Figure dataset records
- - - - - - -

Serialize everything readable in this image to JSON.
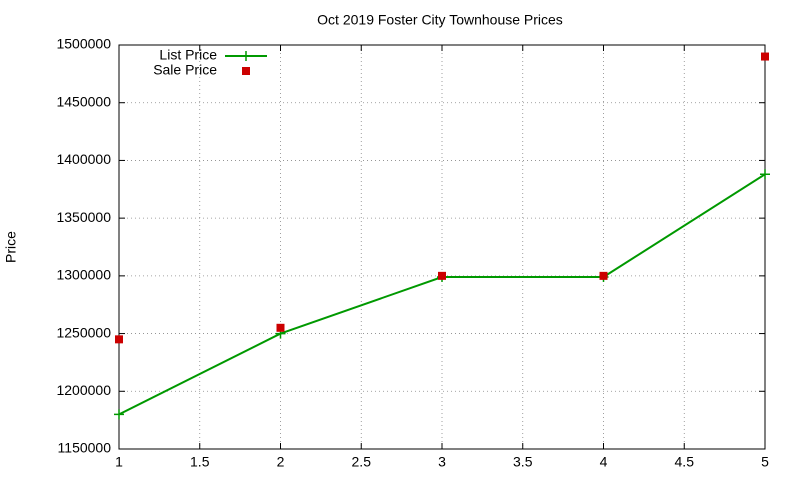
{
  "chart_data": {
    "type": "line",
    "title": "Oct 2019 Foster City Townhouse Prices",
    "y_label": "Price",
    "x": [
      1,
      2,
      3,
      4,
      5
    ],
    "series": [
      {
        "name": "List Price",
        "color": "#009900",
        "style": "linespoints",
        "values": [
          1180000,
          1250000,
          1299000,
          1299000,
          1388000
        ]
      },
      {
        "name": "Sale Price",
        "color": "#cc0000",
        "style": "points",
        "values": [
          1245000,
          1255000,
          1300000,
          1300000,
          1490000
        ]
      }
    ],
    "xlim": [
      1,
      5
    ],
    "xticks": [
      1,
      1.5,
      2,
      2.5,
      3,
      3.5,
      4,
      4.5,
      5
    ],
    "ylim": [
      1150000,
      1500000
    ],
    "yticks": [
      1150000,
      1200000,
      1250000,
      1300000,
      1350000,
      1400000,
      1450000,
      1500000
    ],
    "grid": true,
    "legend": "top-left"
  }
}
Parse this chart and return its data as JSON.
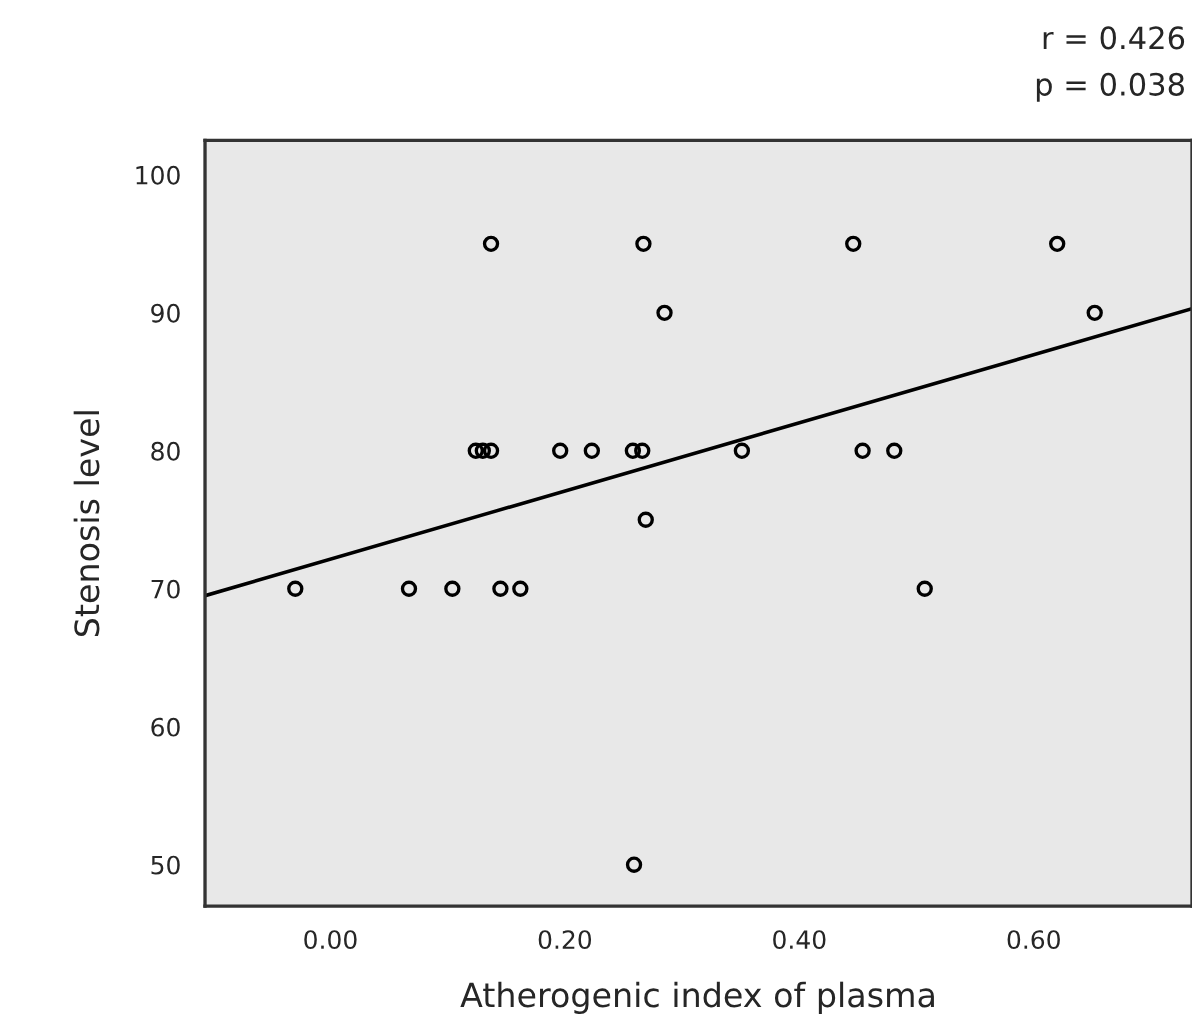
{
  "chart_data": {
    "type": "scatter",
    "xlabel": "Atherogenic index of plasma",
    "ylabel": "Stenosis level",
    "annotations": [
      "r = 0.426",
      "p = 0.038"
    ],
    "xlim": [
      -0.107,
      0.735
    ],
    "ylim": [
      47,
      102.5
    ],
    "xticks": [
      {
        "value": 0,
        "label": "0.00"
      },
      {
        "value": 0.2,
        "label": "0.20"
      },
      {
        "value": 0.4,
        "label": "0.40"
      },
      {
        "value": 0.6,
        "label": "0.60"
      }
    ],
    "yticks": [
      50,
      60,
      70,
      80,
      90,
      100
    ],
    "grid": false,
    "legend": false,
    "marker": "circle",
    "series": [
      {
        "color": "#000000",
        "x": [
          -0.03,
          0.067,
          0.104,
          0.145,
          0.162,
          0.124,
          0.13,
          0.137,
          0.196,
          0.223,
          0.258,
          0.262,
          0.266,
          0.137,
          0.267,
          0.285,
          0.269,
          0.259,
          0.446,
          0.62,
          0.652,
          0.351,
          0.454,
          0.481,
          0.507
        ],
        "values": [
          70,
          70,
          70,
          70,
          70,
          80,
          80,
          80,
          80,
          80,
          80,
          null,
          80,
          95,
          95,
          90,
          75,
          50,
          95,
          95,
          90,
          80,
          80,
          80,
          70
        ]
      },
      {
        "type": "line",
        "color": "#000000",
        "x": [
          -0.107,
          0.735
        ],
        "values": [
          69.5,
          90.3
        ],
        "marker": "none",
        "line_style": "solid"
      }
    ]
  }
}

- - - - - - -

### [OBJECTIVE]
All of the lines above should be printed exactly, minus the pictures.

### [ANSWER]
Serialize everything readable in this image to JSON.
{
  "chart_data": {
    "type": "line",
    "title": "Oct 2019 Foster City Townhouse Prices",
    "y_label": "Price",
    "x": [
      1,
      2,
      3,
      4,
      5
    ],
    "series": [
      {
        "name": "List Price",
        "color": "#009900",
        "style": "linespoints",
        "values": [
          1180000,
          1250000,
          1299000,
          1299000,
          1388000
        ]
      },
      {
        "name": "Sale Price",
        "color": "#cc0000",
        "style": "points",
        "values": [
          1245000,
          1255000,
          1300000,
          1300000,
          1490000
        ]
      }
    ],
    "xlim": [
      1,
      5
    ],
    "xticks": [
      1,
      1.5,
      2,
      2.5,
      3,
      3.5,
      4,
      4.5,
      5
    ],
    "ylim": [
      1150000,
      1500000
    ],
    "yticks": [
      1150000,
      1200000,
      1250000,
      1300000,
      1350000,
      1400000,
      1450000,
      1500000
    ],
    "grid": true,
    "legend": "top-left"
  }
}
Parse this chart and return its data as JSON.
{
  "chart_data": {
    "type": "scatter",
    "xlabel": "Atherogenic index of plasma",
    "ylabel": "Stenosis level",
    "annotations": [
      "r = 0.426",
      "p = 0.038"
    ],
    "xlim": [
      -0.107,
      0.735
    ],
    "ylim": [
      47,
      102.5
    ],
    "xticks": [
      {
        "value": 0,
        "label": "0.00"
      },
      {
        "value": 0.2,
        "label": "0.20"
      },
      {
        "value": 0.4,
        "label": "0.40"
      },
      {
        "value": 0.6,
        "label": "0.60"
      }
    ],
    "yticks": [
      50,
      60,
      70,
      80,
      90,
      100
    ],
    "grid": false,
    "legend": false,
    "marker": "circle",
    "series": [
      {
        "color": "#000000",
        "x": [
          -0.03,
          0.067,
          0.104,
          0.145,
          0.162,
          0.124,
          0.13,
          0.137,
          0.196,
          0.223,
          0.258,
          0.262,
          0.266,
          0.137,
          0.267,
          0.285,
          0.269,
          0.259,
          0.446,
          0.62,
          0.652,
          0.351,
          0.454,
          0.481,
          0.507
        ],
        "values": [
          70,
          70,
          70,
          70,
          70,
          80,
          80,
          80,
          80,
          80,
          80,
          null,
          80,
          95,
          95,
          90,
          75,
          50,
          95,
          95,
          90,
          80,
          80,
          80,
          70
        ]
      },
      {
        "type": "line",
        "color": "#000000",
        "x": [
          -0.107,
          0.735
        ],
        "values": [
          69.5,
          90.3
        ],
        "marker": "none",
        "line_style": "solid"
      }
    ]
  }
}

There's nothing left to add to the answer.